Reading text
□ □ □ □ □ □ □

As mentioned earlier, the sub-ledgers that define the companies’ transactions are also known as the Chart of Accounts.

“The chart of accounts allows you to find the name of an account, its account number, and perhaps a brief description. It is important to expand and/or alter the chart of accounts to accommodate the changes to an organization and when there is a need for improved reporting of information.”

-Harold Averkamp

Double Entry Accounting

Since the discovery of double-entry accounting, it has been used by every type of business, no matter their size.

The practice of double-entry accounting records every transaction twice into a debits and credits column. This ensures each transaction affects at least one debit and credit column.

Double-entry transactions, or journal entries, are posted in two columns with debits on the left and credits on the right. The total of the debits and credit entries must balance.

Types of General Ledger Reports

Data that comes from the general ledger can be used to produce a variety of reports to show the status of a company’s finances. Two of the more frequently used reports are the Balance Sheet and the Income Statement.

Reports can be used by financial institutions, investors, owners, and shareholders to analyze the well-being of the business over time.

Reports coming from the data provided by the G/L can also be used to identify errors or possibly even fraud.

□ □ □ □ □ □ □

Raw data
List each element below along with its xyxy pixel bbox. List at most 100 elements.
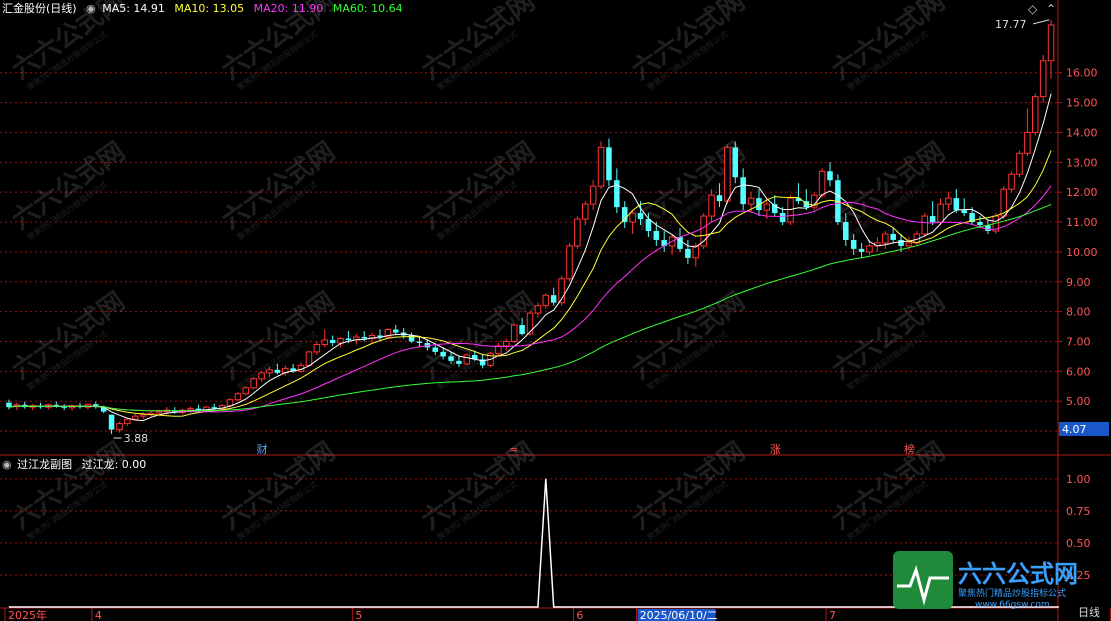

□ □ □ □ □ □ □

The tasks
A: What does the accounting text say in the part that opens with the words containing "As mentioned earlier, the" and closes with "and credit column."? Give that part again word for word.
B: Could you proceed with the text on general ledger accounting, picking up after its last sentence?
The listing comes from a separate source.

Replies
A:
As mentioned earlier, the sub-ledgers that define the companies’ transactions are also known as the Chart of Accounts.

“The chart of accounts allows you to find the name of an account, its account number, and perhaps a brief description. It is important to expand and/or alter the chart of accounts to accommodate the changes to an organization and when there is a need for improved reporting of information.”

-Harold Averkamp

Double Entry Accounting

Since the discovery of double-entry accounting, it has been used by every type of business, no matter their size.

The practice of double-entry accounting records every transaction twice into a debits and credits column. This ensures each transaction affects at least one debit and credit column.

B:
General Ledger Account alongside Accounts Receivable

The General Ledger Account and Accounts Receivable are two important components of an organization’s financial accounting system.

The G/L Account is a record of all the financial transactions that occur in an organization, including those related to Accounts Receivable.

Accounts Receivable, on the other hand, refers to the amount of money that a company is owed by its customers for goods or services provided.

The G/L Account helps to keep track of the payments received from customers, which are recorded as debits to the Accounts Receivable account.

This allows organizations to have an up-to-date record of their outstanding receivables and helps to ensure that all customer payments are properly accounted for in the organization’s financial statements.

Most accounting software platforms offer you ways to implement these setups.